Task directions:
Search the material below for the string "title" and extract each line that has it.

Stored data
§ §
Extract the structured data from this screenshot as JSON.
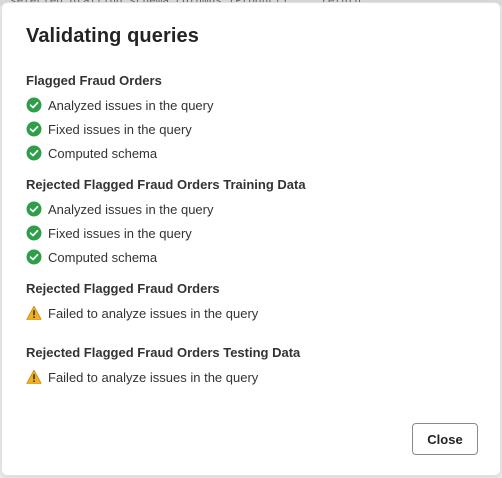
{
  "dialog": {
    "title": "Validating queries",
    "close_label": "Close"
  },
  "groups": [
    {
      "title": "Flagged Fraud Orders",
      "steps": [
        {
          "status": "success",
          "icon": "check-circle-icon",
          "text": "Analyzed issues in the query"
        },
        {
          "status": "success",
          "icon": "check-circle-icon",
          "text": "Fixed issues in the query"
        },
        {
          "status": "success",
          "icon": "check-circle-icon",
          "text": "Computed schema"
        }
      ]
    },
    {
      "title": "Rejected Flagged Fraud Orders Training Data",
      "steps": [
        {
          "status": "success",
          "icon": "check-circle-icon",
          "text": "Analyzed issues in the query"
        },
        {
          "status": "success",
          "icon": "check-circle-icon",
          "text": "Fixed issues in the query"
        },
        {
          "status": "success",
          "icon": "check-circle-icon",
          "text": "Computed schema"
        }
      ]
    },
    {
      "title": "Rejected Flagged Fraud Orders",
      "steps": [
        {
          "status": "warning",
          "icon": "warning-icon",
          "text": "Failed to analyze issues in the query"
        }
      ]
    },
    {
      "title": "Rejected Flagged Fraud Orders Testing Data",
      "steps": [
        {
          "status": "warning",
          "icon": "warning-icon",
          "text": "Failed to analyze issues in the query"
        }
      ]
    }
  ],
  "colors": {
    "success": "#2e9e49",
    "warning": "#f2b01e",
    "text": "#333333"
  }
}
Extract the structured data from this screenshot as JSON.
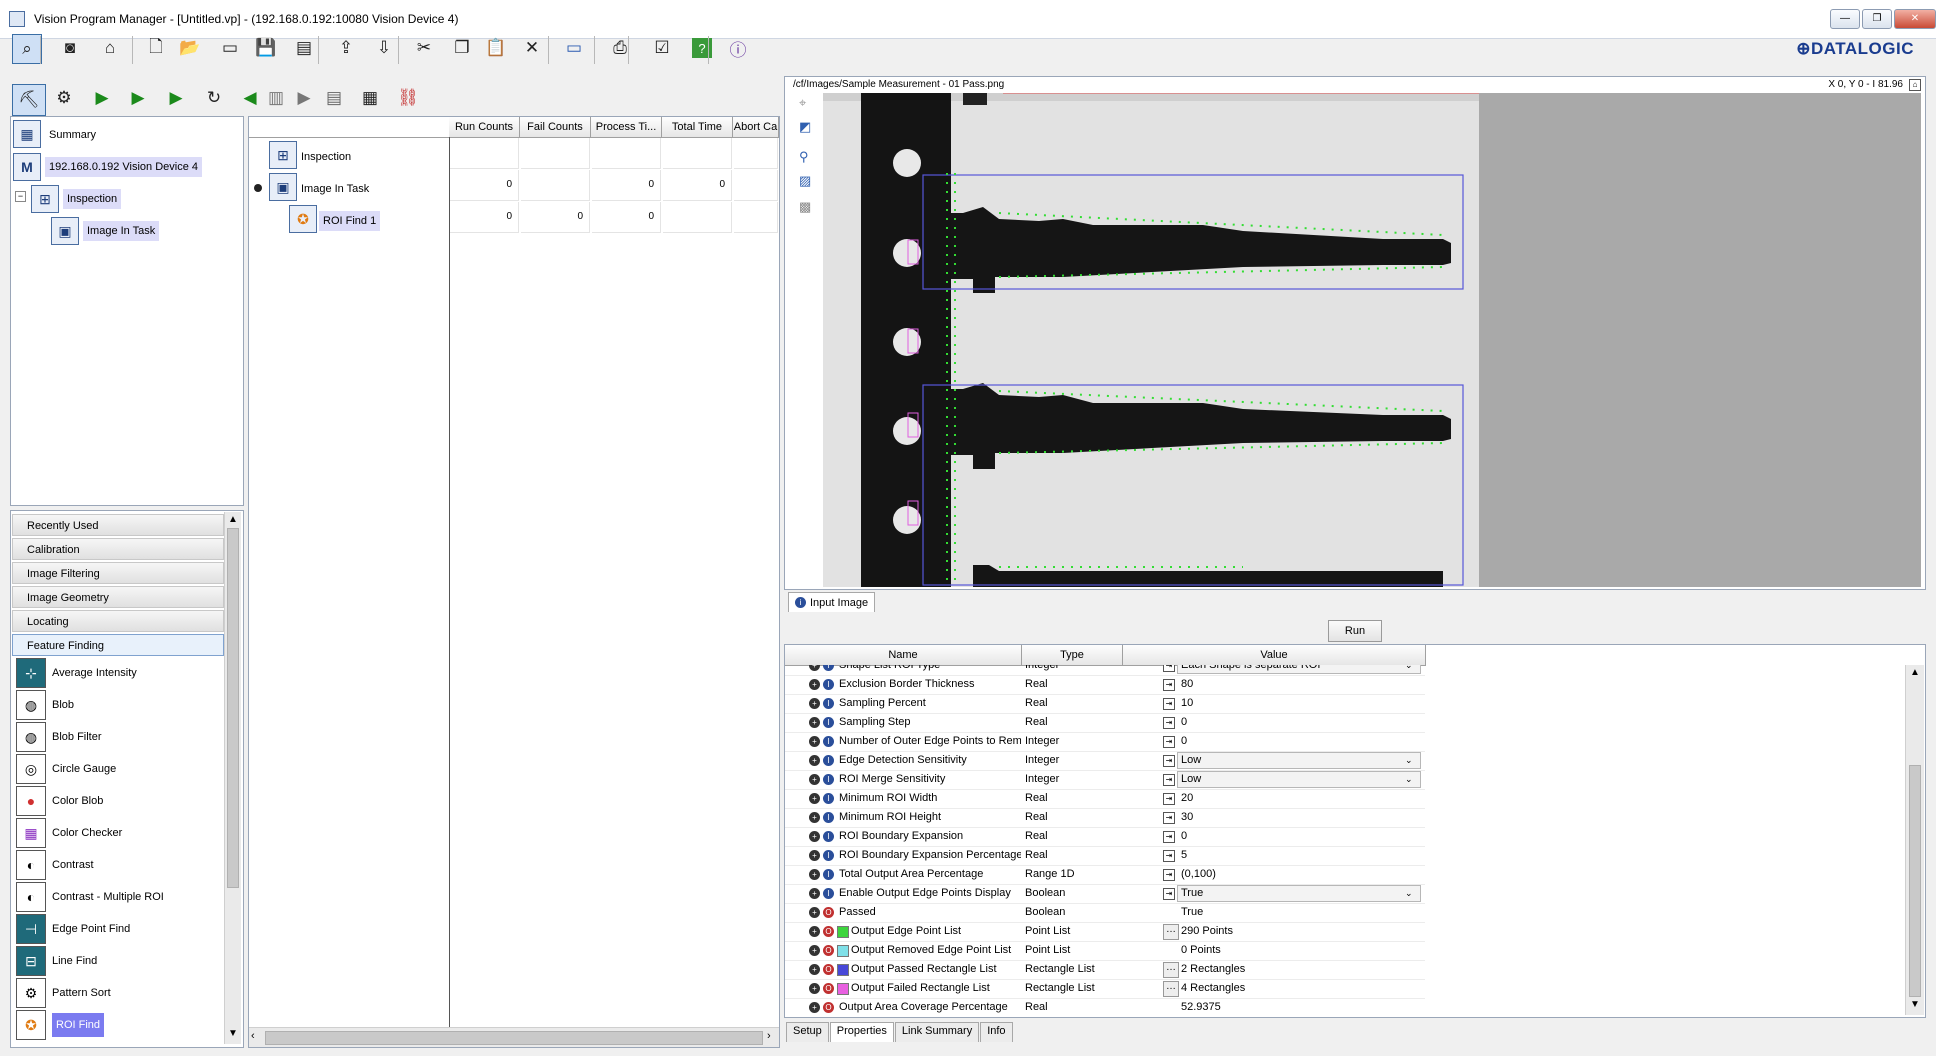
{
  "window": {
    "title": "Vision Program Manager - [Untitled.vp] - (192.168.0.192:10080 Vision Device 4)"
  },
  "brand": {
    "logo": "⊕DATALOGIC",
    "color": "#1a3c8f"
  },
  "toolbar": {
    "icons": [
      "select-icon",
      "camera-icon",
      "home-icon",
      "new-file-icon",
      "open-icon",
      "folder-icon",
      "save-icon",
      "save-all-icon",
      "export-icon",
      "import-icon",
      "cut-icon",
      "copy-icon",
      "paste-icon",
      "delete-icon",
      "monitor-icon",
      "print-icon",
      "checklist-icon",
      "help-icon",
      "info-icon"
    ]
  },
  "tree": {
    "items": [
      {
        "label": "Summary"
      },
      {
        "label": "192.168.0.192 Vision Device 4"
      },
      {
        "label": "Inspection"
      },
      {
        "label": "Image In Task"
      }
    ]
  },
  "grid": {
    "headers": [
      "Run Counts",
      "Fail Counts",
      "Process Ti...",
      "Total Time",
      "Abort Ca"
    ],
    "rows": [
      {
        "name": "Inspection",
        "values": [
          "",
          "",
          "",
          "",
          ""
        ]
      },
      {
        "name": "Image In Task",
        "values": [
          "0",
          "",
          "0",
          "0",
          ""
        ]
      },
      {
        "name": "ROI Find 1",
        "values": [
          "0",
          "0",
          "0",
          "",
          ""
        ]
      }
    ]
  },
  "categories": [
    "Recently Used",
    "Calibration",
    "Image Filtering",
    "Image Geometry",
    "Locating",
    "Feature Finding"
  ],
  "tools": [
    "Average Intensity",
    "Blob",
    "Blob Filter",
    "Circle Gauge",
    "Color Blob",
    "Color Checker",
    "Contrast",
    "Contrast - Multiple ROI",
    "Edge Point Find",
    "Line Find",
    "Pattern Sort",
    "ROI Find"
  ],
  "image": {
    "path": "/cf/Images/Sample Measurement - 01 Pass.png",
    "coords": "X 0, Y 0 - I 81.96",
    "tab": "Input Image"
  },
  "run_label": "Run",
  "props": {
    "headers": {
      "name": "Name",
      "type": "Type",
      "value": "Value"
    },
    "rows": [
      {
        "name": "Shape List ROI Type",
        "type": "Integer",
        "value": "Each Shape is separate ROI",
        "kind": "in",
        "dropdown": true,
        "partial": true
      },
      {
        "name": "Exclusion Border Thickness",
        "type": "Real",
        "value": "80",
        "kind": "in"
      },
      {
        "name": "Sampling Percent",
        "type": "Real",
        "value": "10",
        "kind": "in"
      },
      {
        "name": "Sampling Step",
        "type": "Real",
        "value": "0",
        "kind": "in"
      },
      {
        "name": "Number of Outer Edge Points to Rem",
        "type": "Integer",
        "value": "0",
        "kind": "in"
      },
      {
        "name": "Edge Detection Sensitivity",
        "type": "Integer",
        "value": "Low",
        "kind": "in",
        "dropdown": true
      },
      {
        "name": "ROI Merge Sensitivity",
        "type": "Integer",
        "value": "Low",
        "kind": "in",
        "dropdown": true
      },
      {
        "name": "Minimum ROI Width",
        "type": "Real",
        "value": "20",
        "kind": "in"
      },
      {
        "name": "Minimum ROI Height",
        "type": "Real",
        "value": "30",
        "kind": "in"
      },
      {
        "name": "ROI Boundary Expansion",
        "type": "Real",
        "value": "0",
        "kind": "in"
      },
      {
        "name": "ROI Boundary Expansion Percentage",
        "type": "Real",
        "value": "5",
        "kind": "in"
      },
      {
        "name": "Total Output Area Percentage",
        "type": "Range 1D",
        "value": "(0,100)",
        "kind": "in"
      },
      {
        "name": "Enable Output Edge Points Display",
        "type": "Boolean",
        "value": "True",
        "kind": "in",
        "dropdown": true
      },
      {
        "name": "Passed",
        "type": "Boolean",
        "value": "True",
        "kind": "out"
      },
      {
        "name": "Output Edge Point List",
        "type": "Point List",
        "value": "290 Points",
        "kind": "out",
        "color": "#3dd43d",
        "ellipsis": true
      },
      {
        "name": "Output Removed Edge Point List",
        "type": "Point List",
        "value": "0 Points",
        "kind": "out",
        "color": "#7fe0e8"
      },
      {
        "name": "Output Passed Rectangle List",
        "type": "Rectangle List",
        "value": "2 Rectangles",
        "kind": "out",
        "color": "#4848d8",
        "ellipsis": true
      },
      {
        "name": "Output Failed Rectangle List",
        "type": "Rectangle List",
        "value": "4 Rectangles",
        "kind": "out",
        "color": "#e860e0",
        "ellipsis": true
      },
      {
        "name": "Output Area Coverage Percentage",
        "type": "Real",
        "value": "52.9375",
        "kind": "out"
      }
    ]
  },
  "bottom_tabs": [
    "Setup",
    "Properties",
    "Link Summary",
    "Info"
  ]
}
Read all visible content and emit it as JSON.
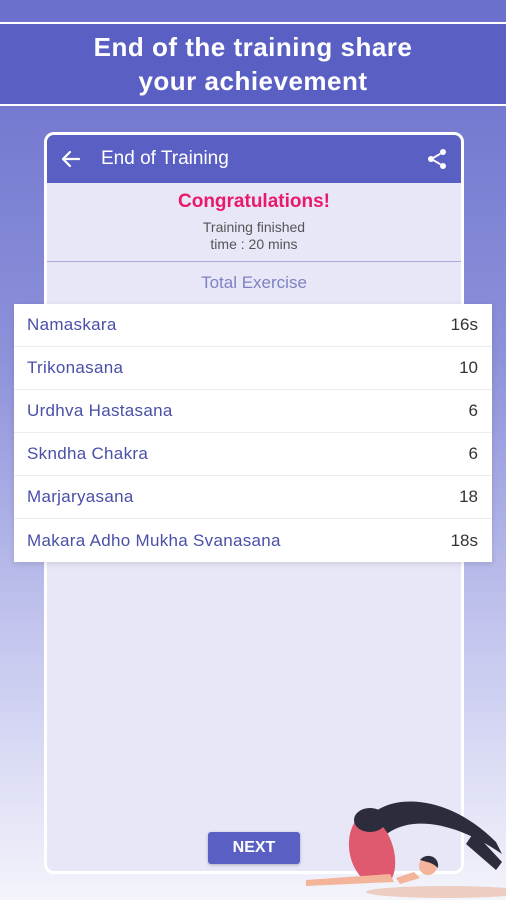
{
  "banner": {
    "text": "End of the training share your achievement"
  },
  "appbar": {
    "title": "End of Training",
    "back_icon": "arrow-left-icon",
    "share_icon": "share-icon"
  },
  "summary": {
    "congrats": "Congratulations!",
    "finished": "Training finished",
    "time": "time : 20 mins",
    "total_label": "Total Exercise"
  },
  "exercises": [
    {
      "name": "Namaskara",
      "value": "16s"
    },
    {
      "name": "Trikonasana",
      "value": "10"
    },
    {
      "name": "Urdhva Hastasana",
      "value": "6"
    },
    {
      "name": "Skndha Chakra",
      "value": "6"
    },
    {
      "name": "Marjaryasana",
      "value": "18"
    },
    {
      "name": "Makara Adho Mukha Svanasana",
      "value": "18s"
    }
  ],
  "next_label": "NEXT",
  "colors": {
    "primary": "#5a5fc4",
    "accent": "#e9196b",
    "card_bg": "#e7e7f8"
  }
}
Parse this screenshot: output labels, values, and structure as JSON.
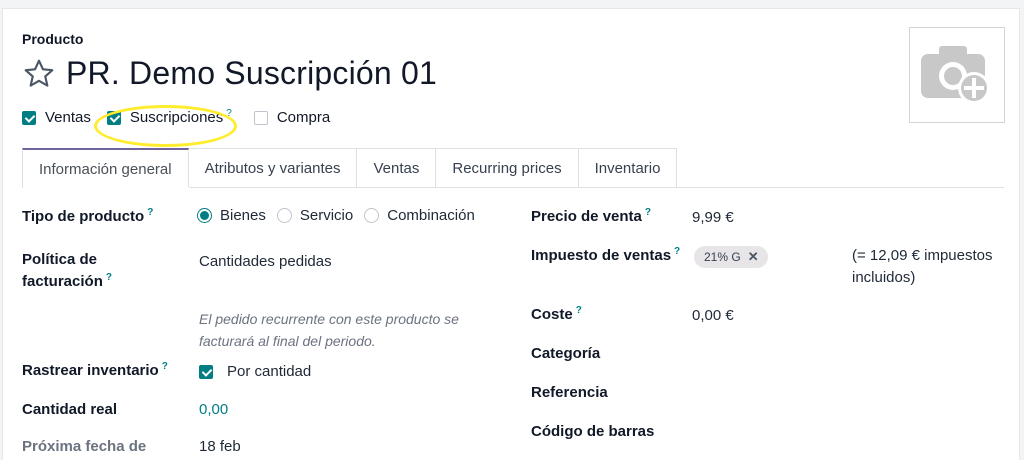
{
  "header": {
    "label": "Producto",
    "title": "PR. Demo Suscripción 01",
    "star_icon": "star-outline-icon",
    "image_icon": "camera-plus-icon"
  },
  "flags": {
    "sales": {
      "label": "Ventas",
      "checked": true
    },
    "subscriptions": {
      "label": "Suscripciones",
      "help": "?",
      "checked": true
    },
    "purchase": {
      "label": "Compra",
      "checked": false
    }
  },
  "tabs": [
    {
      "label": "Información general",
      "active": true
    },
    {
      "label": "Atributos y variantes"
    },
    {
      "label": "Ventas"
    },
    {
      "label": "Recurring prices"
    },
    {
      "label": "Inventario"
    }
  ],
  "left": {
    "product_type": {
      "label": "Tipo de producto",
      "help": "?",
      "options": [
        "Bienes",
        "Servicio",
        "Combinación"
      ],
      "selected": "Bienes"
    },
    "invoice_policy": {
      "label_line1": "Política de",
      "label_line2": "facturación",
      "help": "?",
      "value": "Cantidades pedidas",
      "note_line1": "El pedido recurrente con este producto se",
      "note_line2": "facturará al final del periodo."
    },
    "track_inventory": {
      "label": "Rastrear inventario",
      "help": "?",
      "value": "Por cantidad",
      "checked": true
    },
    "real_qty": {
      "label": "Cantidad real",
      "value": "0,00"
    },
    "next_date": {
      "label": "Próxima fecha de",
      "value": "18 feb"
    }
  },
  "right": {
    "sale_price": {
      "label": "Precio de venta",
      "help": "?",
      "value": "9,99 €"
    },
    "sales_tax": {
      "label": "Impuesto de ventas",
      "help": "?",
      "tag": "21% G",
      "tag_remove": "✕",
      "note_line1": "(= 12,09 € impuestos",
      "note_line2": "incluidos)"
    },
    "cost": {
      "label": "Coste",
      "help": "?",
      "value": "0,00 €"
    },
    "category": {
      "label": "Categoría"
    },
    "reference": {
      "label": "Referencia"
    },
    "barcode": {
      "label": "Código de barras"
    }
  },
  "colors": {
    "accent": "#017e84",
    "tab_active": "#71639e",
    "highlight": "#ffec2c"
  }
}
§ §
Written answer:
    "title": "Validating queries",
      "title": "Flagged Fraud Orders",
      "title": "Rejected Flagged Fraud Orders Training Data",
      "title": "Rejected Flagged Fraud Orders",
      "title": "Rejected Flagged Fraud Orders Testing Data",
    "title": "Vision Program Manager - [Untitled.vp] - (192.168.0.192:10080 Vision Device 4)"
    "title": "End of Training",
    "title": "PR. Demo Suscripción 01",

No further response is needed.